== RECORD EXCERPTS ==

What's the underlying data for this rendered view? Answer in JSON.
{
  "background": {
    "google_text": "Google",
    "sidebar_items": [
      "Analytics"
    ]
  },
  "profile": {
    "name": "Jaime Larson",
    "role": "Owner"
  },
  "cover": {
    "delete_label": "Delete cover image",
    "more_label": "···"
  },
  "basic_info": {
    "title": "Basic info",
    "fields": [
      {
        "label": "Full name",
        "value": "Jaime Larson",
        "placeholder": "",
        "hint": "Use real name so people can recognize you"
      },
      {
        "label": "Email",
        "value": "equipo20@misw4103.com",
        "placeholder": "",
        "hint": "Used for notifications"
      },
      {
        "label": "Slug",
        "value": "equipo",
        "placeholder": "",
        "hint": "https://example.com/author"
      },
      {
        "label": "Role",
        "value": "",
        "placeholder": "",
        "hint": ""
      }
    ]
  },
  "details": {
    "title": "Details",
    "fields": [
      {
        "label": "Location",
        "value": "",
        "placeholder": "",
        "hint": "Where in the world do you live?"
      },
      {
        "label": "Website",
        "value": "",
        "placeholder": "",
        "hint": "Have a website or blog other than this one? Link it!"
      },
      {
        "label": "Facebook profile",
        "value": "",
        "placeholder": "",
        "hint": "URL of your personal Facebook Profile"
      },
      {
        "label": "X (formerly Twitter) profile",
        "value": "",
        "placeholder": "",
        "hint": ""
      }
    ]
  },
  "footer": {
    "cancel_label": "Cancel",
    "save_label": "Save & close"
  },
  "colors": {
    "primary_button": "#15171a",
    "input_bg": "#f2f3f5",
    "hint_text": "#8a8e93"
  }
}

===

# [EXERCISE DESCRIPTION]
Filter the entries down to the lines with the word "Jaime" in them.

# [ANSWER TO THIS PROBLEM]
    "name": "Jaime Larson",
        "value": "Jaime Larson",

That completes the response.